Extract the lines that hold the string "text".

▶ [Material for this task]

══════════════════════════════

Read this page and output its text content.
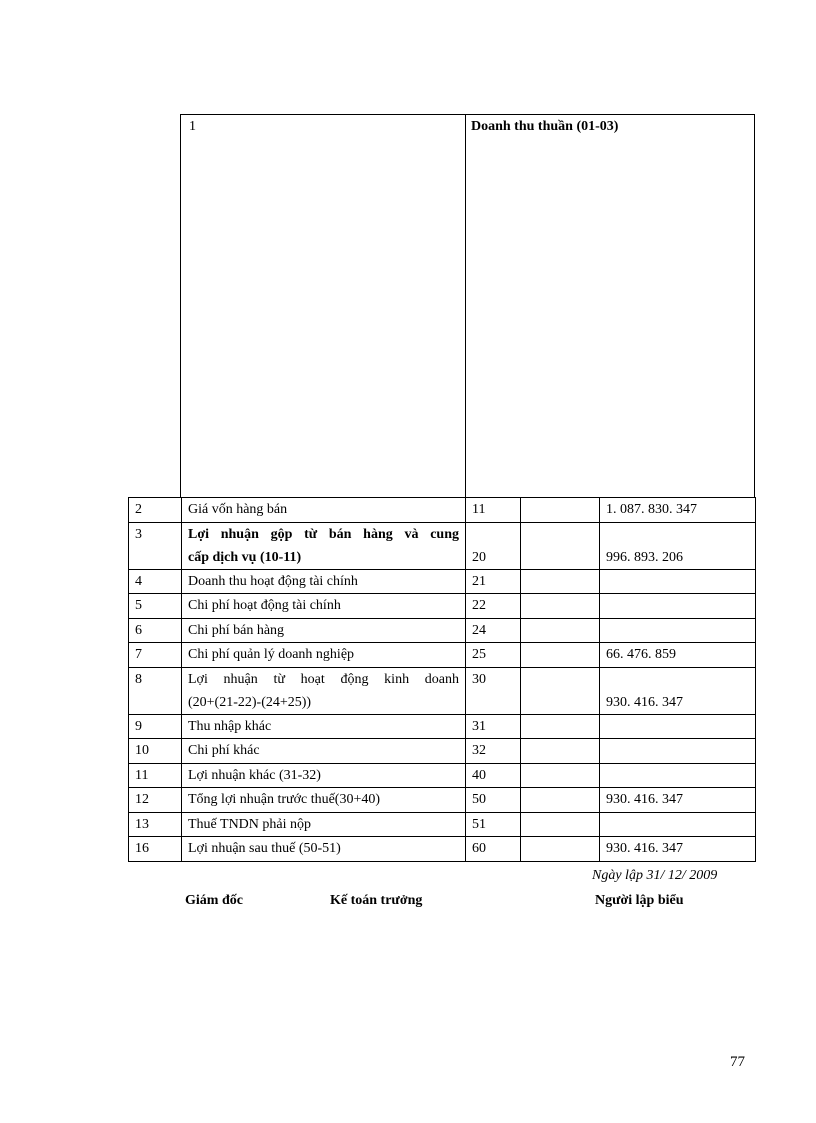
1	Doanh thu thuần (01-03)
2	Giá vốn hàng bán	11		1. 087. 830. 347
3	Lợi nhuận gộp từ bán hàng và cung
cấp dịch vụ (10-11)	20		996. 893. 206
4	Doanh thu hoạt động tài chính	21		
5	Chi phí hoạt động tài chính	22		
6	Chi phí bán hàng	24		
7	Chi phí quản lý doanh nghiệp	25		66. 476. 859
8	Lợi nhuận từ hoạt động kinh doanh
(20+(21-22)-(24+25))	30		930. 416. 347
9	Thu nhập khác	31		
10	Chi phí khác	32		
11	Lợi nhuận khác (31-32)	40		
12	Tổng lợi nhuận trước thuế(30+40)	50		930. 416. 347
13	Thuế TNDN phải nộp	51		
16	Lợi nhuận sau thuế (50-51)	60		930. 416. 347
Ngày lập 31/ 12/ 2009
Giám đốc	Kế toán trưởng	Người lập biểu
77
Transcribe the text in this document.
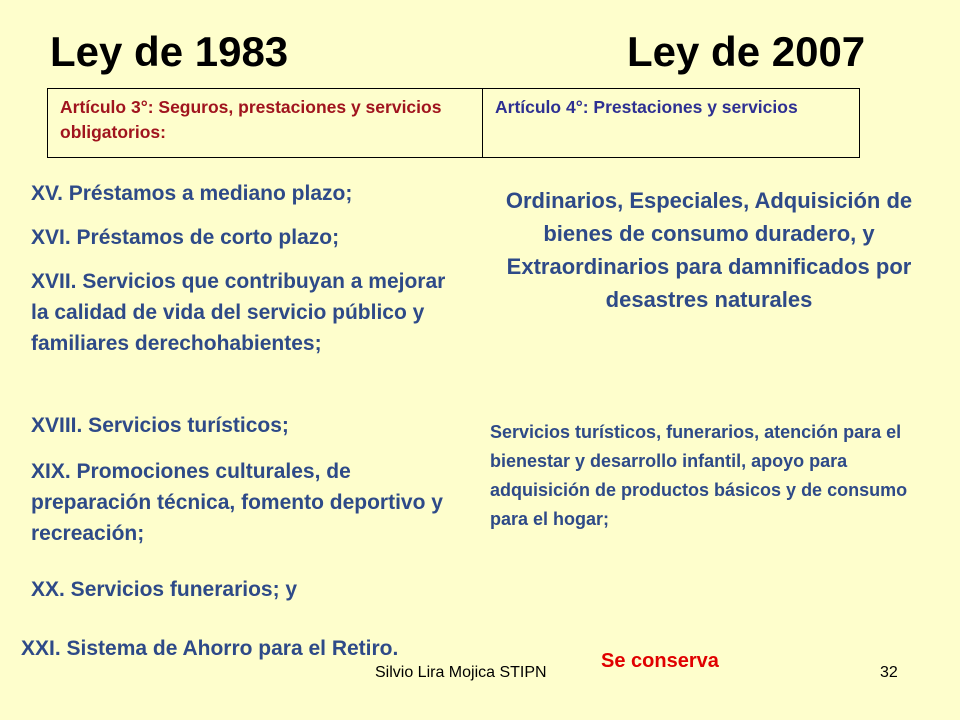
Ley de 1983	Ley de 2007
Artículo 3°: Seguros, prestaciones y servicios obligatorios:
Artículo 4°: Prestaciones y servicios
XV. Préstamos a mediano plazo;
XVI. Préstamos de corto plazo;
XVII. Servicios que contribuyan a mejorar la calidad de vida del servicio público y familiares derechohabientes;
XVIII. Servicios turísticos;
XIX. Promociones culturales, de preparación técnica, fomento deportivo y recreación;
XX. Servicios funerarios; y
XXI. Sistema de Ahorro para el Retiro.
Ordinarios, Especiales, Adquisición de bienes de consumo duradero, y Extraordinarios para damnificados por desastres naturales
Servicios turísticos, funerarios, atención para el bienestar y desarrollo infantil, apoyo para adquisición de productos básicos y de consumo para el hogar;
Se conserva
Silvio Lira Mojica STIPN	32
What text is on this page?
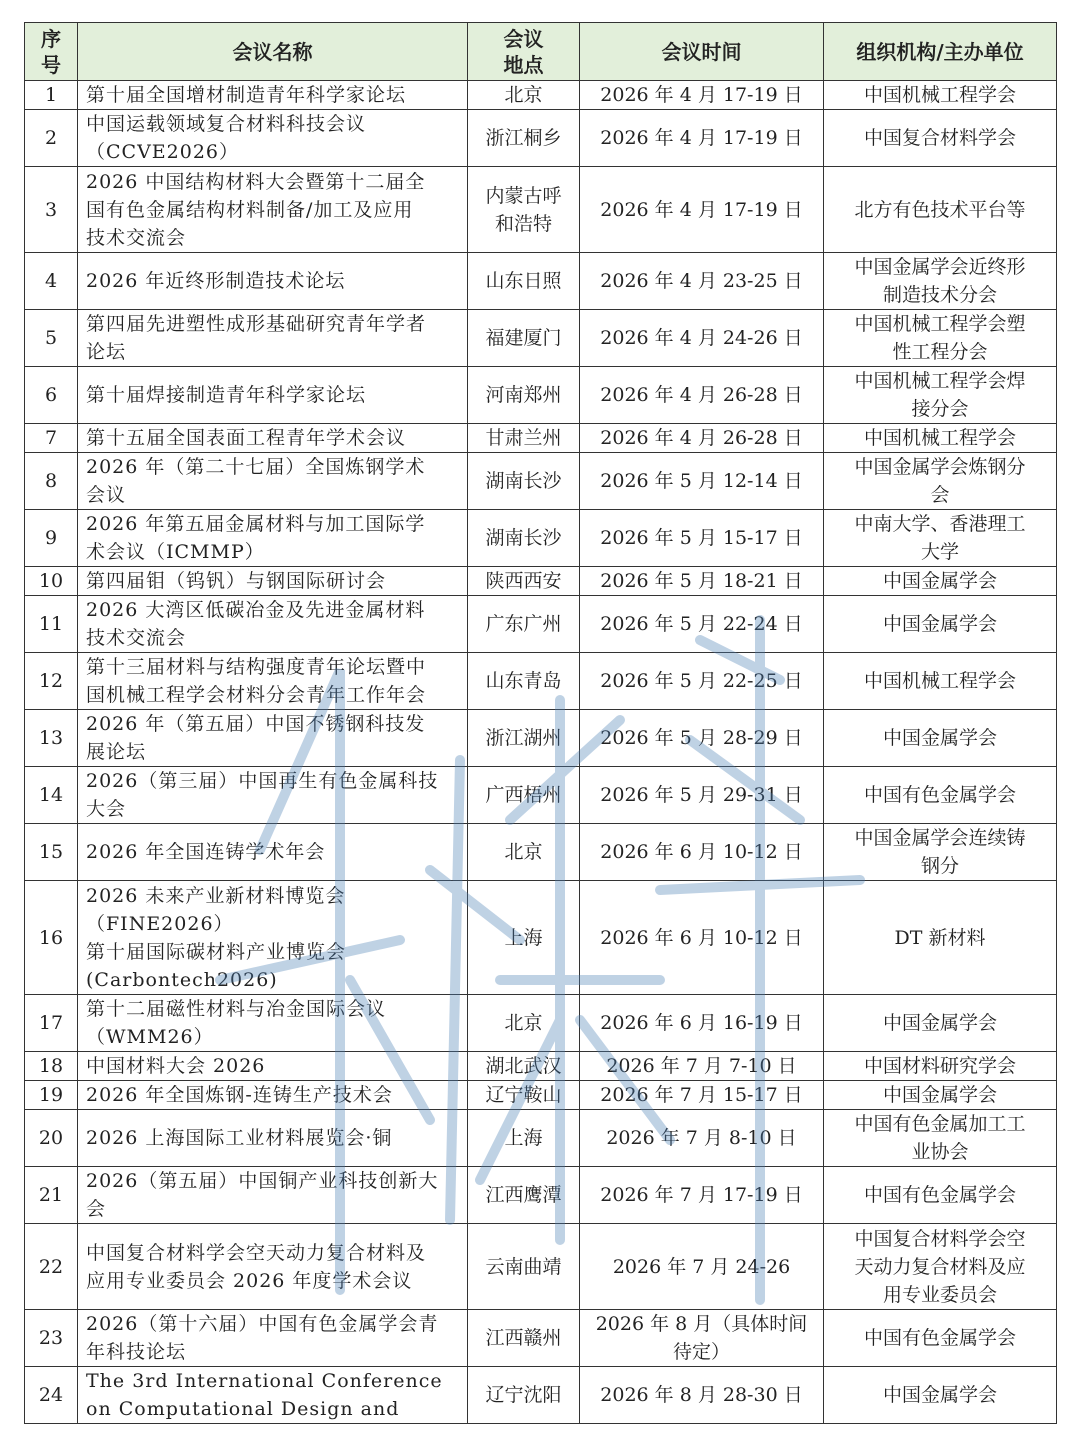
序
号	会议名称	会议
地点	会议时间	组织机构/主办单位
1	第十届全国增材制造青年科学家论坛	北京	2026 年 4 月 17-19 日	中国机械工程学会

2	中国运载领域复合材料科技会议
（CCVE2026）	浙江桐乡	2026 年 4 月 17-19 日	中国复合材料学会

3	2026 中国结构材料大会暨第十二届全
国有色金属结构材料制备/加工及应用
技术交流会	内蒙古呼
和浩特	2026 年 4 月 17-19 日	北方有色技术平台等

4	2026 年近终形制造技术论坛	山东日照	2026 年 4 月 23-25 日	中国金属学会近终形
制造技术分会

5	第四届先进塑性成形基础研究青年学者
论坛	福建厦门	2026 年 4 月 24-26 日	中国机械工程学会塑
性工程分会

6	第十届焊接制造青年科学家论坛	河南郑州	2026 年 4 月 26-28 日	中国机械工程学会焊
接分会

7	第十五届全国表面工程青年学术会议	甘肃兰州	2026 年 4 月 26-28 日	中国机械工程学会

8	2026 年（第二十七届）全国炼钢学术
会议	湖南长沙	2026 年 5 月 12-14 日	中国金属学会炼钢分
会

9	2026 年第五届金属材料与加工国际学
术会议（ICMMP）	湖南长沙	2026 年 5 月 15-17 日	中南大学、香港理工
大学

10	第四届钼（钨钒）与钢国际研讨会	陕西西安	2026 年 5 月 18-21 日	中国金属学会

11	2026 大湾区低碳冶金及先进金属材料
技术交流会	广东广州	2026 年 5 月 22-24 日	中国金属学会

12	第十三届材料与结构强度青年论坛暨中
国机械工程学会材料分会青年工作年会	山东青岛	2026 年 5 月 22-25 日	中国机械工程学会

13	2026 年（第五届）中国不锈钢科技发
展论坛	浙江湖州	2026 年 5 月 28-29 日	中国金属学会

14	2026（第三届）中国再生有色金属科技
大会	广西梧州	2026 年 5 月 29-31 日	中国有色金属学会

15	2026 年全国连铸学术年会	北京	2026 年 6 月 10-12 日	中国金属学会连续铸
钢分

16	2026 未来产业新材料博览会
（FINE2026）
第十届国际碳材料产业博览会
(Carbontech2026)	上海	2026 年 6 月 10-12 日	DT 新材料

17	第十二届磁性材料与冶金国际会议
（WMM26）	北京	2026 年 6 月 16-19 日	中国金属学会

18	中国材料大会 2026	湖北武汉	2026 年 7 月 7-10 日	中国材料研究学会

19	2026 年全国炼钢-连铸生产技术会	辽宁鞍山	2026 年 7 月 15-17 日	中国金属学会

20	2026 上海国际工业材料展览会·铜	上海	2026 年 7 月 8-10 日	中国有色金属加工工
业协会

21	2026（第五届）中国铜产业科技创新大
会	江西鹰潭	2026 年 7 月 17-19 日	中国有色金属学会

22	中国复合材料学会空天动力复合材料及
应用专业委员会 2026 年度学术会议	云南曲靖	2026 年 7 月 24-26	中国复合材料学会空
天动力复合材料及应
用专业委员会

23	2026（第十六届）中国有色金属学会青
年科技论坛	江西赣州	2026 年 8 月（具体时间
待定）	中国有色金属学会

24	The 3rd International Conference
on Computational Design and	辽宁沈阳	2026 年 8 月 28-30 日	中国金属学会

══════════════════════════════

▶ [The response]
Read this page and output its text content.
Transcribe the text in this document.
What text is on this page?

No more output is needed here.